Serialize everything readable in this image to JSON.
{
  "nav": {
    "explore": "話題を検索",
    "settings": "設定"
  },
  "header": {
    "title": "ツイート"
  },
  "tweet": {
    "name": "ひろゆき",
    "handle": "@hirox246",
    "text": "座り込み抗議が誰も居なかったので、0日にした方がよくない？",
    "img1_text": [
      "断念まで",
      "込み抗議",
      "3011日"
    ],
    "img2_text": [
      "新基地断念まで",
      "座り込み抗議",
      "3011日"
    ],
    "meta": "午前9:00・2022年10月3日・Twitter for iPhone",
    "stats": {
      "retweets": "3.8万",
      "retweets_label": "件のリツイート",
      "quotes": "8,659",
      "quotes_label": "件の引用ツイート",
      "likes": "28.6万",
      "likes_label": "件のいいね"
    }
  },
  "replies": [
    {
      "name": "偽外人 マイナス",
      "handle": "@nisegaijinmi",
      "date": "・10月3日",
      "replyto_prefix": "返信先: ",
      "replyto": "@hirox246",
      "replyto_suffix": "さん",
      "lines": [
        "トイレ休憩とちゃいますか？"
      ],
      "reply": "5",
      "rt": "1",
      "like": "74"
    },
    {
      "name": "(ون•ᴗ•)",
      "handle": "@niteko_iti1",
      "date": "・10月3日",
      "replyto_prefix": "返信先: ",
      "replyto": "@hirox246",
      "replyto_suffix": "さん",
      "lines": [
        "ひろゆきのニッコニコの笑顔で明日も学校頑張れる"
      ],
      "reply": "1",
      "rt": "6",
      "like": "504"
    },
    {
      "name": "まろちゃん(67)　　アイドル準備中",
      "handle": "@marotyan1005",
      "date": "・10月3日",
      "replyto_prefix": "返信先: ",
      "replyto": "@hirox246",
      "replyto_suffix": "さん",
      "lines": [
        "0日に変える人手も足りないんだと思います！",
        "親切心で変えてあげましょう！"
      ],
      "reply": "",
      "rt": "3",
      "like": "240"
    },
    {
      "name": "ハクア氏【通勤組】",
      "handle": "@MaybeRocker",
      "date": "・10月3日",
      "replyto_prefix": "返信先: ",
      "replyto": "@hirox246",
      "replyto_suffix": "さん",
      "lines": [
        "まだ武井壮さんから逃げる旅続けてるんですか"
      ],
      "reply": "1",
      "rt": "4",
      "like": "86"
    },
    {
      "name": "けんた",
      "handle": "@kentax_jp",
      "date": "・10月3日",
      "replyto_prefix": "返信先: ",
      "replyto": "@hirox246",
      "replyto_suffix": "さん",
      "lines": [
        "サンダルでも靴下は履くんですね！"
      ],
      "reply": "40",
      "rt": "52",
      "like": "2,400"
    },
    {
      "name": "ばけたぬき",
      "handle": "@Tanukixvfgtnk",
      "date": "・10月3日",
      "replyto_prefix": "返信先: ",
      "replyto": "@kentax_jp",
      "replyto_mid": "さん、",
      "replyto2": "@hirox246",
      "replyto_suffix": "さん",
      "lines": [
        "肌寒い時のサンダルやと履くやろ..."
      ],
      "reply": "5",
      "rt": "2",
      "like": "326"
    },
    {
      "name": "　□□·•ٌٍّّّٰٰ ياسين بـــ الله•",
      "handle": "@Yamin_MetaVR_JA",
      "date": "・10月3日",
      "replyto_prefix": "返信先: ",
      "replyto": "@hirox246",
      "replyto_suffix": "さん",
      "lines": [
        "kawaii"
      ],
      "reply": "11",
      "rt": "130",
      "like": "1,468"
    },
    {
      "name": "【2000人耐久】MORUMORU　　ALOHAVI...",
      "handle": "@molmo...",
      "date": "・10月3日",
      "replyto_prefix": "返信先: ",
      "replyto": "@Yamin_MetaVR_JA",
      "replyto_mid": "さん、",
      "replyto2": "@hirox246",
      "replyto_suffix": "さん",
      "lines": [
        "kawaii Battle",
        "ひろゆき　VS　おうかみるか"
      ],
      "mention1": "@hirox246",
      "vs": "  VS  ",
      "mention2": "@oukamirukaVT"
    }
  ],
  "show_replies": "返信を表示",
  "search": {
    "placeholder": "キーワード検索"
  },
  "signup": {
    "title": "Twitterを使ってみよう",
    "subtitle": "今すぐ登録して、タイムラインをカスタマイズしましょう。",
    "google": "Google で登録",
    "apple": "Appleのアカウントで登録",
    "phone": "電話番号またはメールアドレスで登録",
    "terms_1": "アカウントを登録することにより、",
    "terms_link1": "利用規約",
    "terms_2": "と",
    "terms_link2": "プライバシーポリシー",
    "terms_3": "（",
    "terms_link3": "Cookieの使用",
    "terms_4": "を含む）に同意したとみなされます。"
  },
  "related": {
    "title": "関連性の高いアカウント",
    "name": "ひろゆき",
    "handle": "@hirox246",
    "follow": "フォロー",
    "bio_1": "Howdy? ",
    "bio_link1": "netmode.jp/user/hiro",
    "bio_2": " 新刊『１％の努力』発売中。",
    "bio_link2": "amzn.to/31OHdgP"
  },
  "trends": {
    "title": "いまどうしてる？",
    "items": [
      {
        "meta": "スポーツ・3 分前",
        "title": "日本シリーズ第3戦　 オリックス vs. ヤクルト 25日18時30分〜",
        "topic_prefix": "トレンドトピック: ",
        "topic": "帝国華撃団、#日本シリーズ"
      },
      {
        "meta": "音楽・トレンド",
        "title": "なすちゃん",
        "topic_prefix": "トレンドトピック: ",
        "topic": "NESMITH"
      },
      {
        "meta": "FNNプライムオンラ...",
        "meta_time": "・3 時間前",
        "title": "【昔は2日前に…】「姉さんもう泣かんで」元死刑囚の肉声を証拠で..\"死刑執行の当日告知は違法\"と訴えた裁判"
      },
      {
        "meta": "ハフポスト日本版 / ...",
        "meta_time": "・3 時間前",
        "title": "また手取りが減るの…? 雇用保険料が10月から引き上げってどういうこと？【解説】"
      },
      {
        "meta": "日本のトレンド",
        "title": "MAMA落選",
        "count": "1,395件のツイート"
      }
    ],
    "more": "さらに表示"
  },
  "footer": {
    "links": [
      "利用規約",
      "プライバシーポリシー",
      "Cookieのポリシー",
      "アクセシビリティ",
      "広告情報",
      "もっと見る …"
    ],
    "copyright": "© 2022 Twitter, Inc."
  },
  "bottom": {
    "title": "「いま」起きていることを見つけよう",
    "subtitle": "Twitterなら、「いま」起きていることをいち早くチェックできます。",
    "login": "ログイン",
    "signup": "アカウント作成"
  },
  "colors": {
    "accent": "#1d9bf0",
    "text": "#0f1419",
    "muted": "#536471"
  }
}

▶ _SET TASK_
Quote the entire listing above exactly.

▶ _OUTPUT OF THE EXERCISE_
Serialize everything readable in this image to JSON.
{
  "nav": {
    "explore": "話題を検索",
    "settings": "設定"
  },
  "header": {
    "title": "ツイート"
  },
  "tweet": {
    "name": "ひろゆき",
    "handle": "@hirox246",
    "text": "座り込み抗議が誰も居なかったので、0日にした方がよくない？",
    "img1_text": [
      "断念まで",
      "込み抗議",
      "3011日"
    ],
    "img2_text": [
      "新基地断念まで",
      "座り込み抗議",
      "3011日"
    ],
    "meta": "午前9:00・2022年10月3日・Twitter for iPhone",
    "stats": {
      "retweets": "3.8万",
      "retweets_label": "件のリツイート",
      "quotes": "8,659",
      "quotes_label": "件の引用ツイート",
      "likes": "28.6万",
      "likes_label": "件のいいね"
    }
  },
  "replies": [
    {
      "name": "偽外人 マイナス",
      "handle": "@nisegaijinmi",
      "date": "・10月3日",
      "replyto_prefix": "返信先: ",
      "replyto": "@hirox246",
      "replyto_suffix": "さん",
      "lines": [
        "トイレ休憩とちゃいますか？"
      ],
      "reply": "5",
      "rt": "1",
      "like": "74"
    },
    {
      "name": "(ون•ᴗ•)",
      "handle": "@niteko_iti1",
      "date": "・10月3日",
      "replyto_prefix": "返信先: ",
      "replyto": "@hirox246",
      "replyto_suffix": "さん",
      "lines": [
        "ひろゆきのニッコニコの笑顔で明日も学校頑張れる"
      ],
      "reply": "1",
      "rt": "6",
      "like": "504"
    },
    {
      "name": "まろちゃん(67)　　アイドル準備中",
      "handle": "@marotyan1005",
      "date": "・10月3日",
      "replyto_prefix": "返信先: ",
      "replyto": "@hirox246",
      "replyto_suffix": "さん",
      "lines": [
        "0日に変える人手も足りないんだと思います！",
        "親切心で変えてあげましょう！"
      ],
      "reply": "",
      "rt": "3",
      "like": "240"
    },
    {
      "name": "ハクア氏【通勤組】",
      "handle": "@MaybeRocker",
      "date": "・10月3日",
      "replyto_prefix": "返信先: ",
      "replyto": "@hirox246",
      "replyto_suffix": "さん",
      "lines": [
        "まだ武井壮さんから逃げる旅続けてるんですか"
      ],
      "reply": "1",
      "rt": "4",
      "like": "86"
    },
    {
      "name": "けんた",
      "handle": "@kentax_jp",
      "date": "・10月3日",
      "replyto_prefix": "返信先: ",
      "replyto": "@hirox246",
      "replyto_suffix": "さん",
      "lines": [
        "サンダルでも靴下は履くんですね！"
      ],
      "reply": "40",
      "rt": "52",
      "like": "2,400"
    },
    {
      "name": "ばけたぬき",
      "handle": "@Tanukixvfgtnk",
      "date": "・10月3日",
      "replyto_prefix": "返信先: ",
      "replyto": "@kentax_jp",
      "replyto_mid": "さん、",
      "replyto2": "@hirox246",
      "replyto_suffix": "さん",
      "lines": [
        "肌寒い時のサンダルやと履くやろ..."
      ],
      "reply": "5",
      "rt": "2",
      "like": "326"
    },
    {
      "name": "　□□·•ٌٍّّّٰٰ ياسين بـــ الله•",
      "handle": "@Yamin_MetaVR_JA",
      "date": "・10月3日",
      "replyto_prefix": "返信先: ",
      "replyto": "@hirox246",
      "replyto_suffix": "さん",
      "lines": [
        "kawaii"
      ],
      "reply": "11",
      "rt": "130",
      "like": "1,468"
    },
    {
      "name": "【2000人耐久】MORUMORU　　ALOHAVI...",
      "handle": "@molmo...",
      "date": "・10月3日",
      "replyto_prefix": "返信先: ",
      "replyto": "@Yamin_MetaVR_JA",
      "replyto_mid": "さん、",
      "replyto2": "@hirox246",
      "replyto_suffix": "さん",
      "lines": [
        "kawaii Battle",
        "ひろゆき　VS　おうかみるか"
      ],
      "mention1": "@hirox246",
      "vs": "  VS  ",
      "mention2": "@oukamirukaVT"
    }
  ],
  "show_replies": "返信を表示",
  "search": {
    "placeholder": "キーワード検索"
  },
  "signup": {
    "title": "Twitterを使ってみよう",
    "subtitle": "今すぐ登録して、タイムラインをカスタマイズしましょう。",
    "google": "Google で登録",
    "apple": "Appleのアカウントで登録",
    "phone": "電話番号またはメールアドレスで登録",
    "terms_1": "アカウントを登録することにより、",
    "terms_link1": "利用規約",
    "terms_2": "と",
    "terms_link2": "プライバシーポリシー",
    "terms_3": "（",
    "terms_link3": "Cookieの使用",
    "terms_4": "を含む）に同意したとみなされます。"
  },
  "related": {
    "title": "関連性の高いアカウント",
    "name": "ひろゆき",
    "handle": "@hirox246",
    "follow": "フォロー",
    "bio_1": "Howdy? ",
    "bio_link1": "netmode.jp/user/hiro",
    "bio_2": " 新刊『１％の努力』発売中。",
    "bio_link2": "amzn.to/31OHdgP"
  },
  "trends": {
    "title": "いまどうしてる？",
    "items": [
      {
        "meta": "スポーツ・3 分前",
        "title": "日本シリーズ第3戦　 オリックス vs. ヤクルト 25日18時30分〜",
        "topic_prefix": "トレンドトピック: ",
        "topic": "帝国華撃団、#日本シリーズ"
      },
      {
        "meta": "音楽・トレンド",
        "title": "なすちゃん",
        "topic_prefix": "トレンドトピック: ",
        "topic": "NESMITH"
      },
      {
        "meta": "FNNプライムオンラ...",
        "meta_time": "・3 時間前",
        "title": "【昔は2日前に…】「姉さんもう泣かんで」元死刑囚の肉声を証拠で..\"死刑執行の当日告知は違法\"と訴えた裁判"
      },
      {
        "meta": "ハフポスト日本版 / ...",
        "meta_time": "・3 時間前",
        "title": "また手取りが減るの…? 雇用保険料が10月から引き上げってどういうこと？【解説】"
      },
      {
        "meta": "日本のトレンド",
        "title": "MAMA落選",
        "count": "1,395件のツイート"
      }
    ],
    "more": "さらに表示"
  },
  "footer": {
    "links": [
      "利用規約",
      "プライバシーポリシー",
      "Cookieのポリシー",
      "アクセシビリティ",
      "広告情報",
      "もっと見る …"
    ],
    "copyright": "© 2022 Twitter, Inc."
  },
  "bottom": {
    "title": "「いま」起きていることを見つけよう",
    "subtitle": "Twitterなら、「いま」起きていることをいち早くチェックできます。",
    "login": "ログイン",
    "signup": "アカウント作成"
  },
  "colors": {
    "accent": "#1d9bf0",
    "text": "#0f1419",
    "muted": "#536471"
  }
}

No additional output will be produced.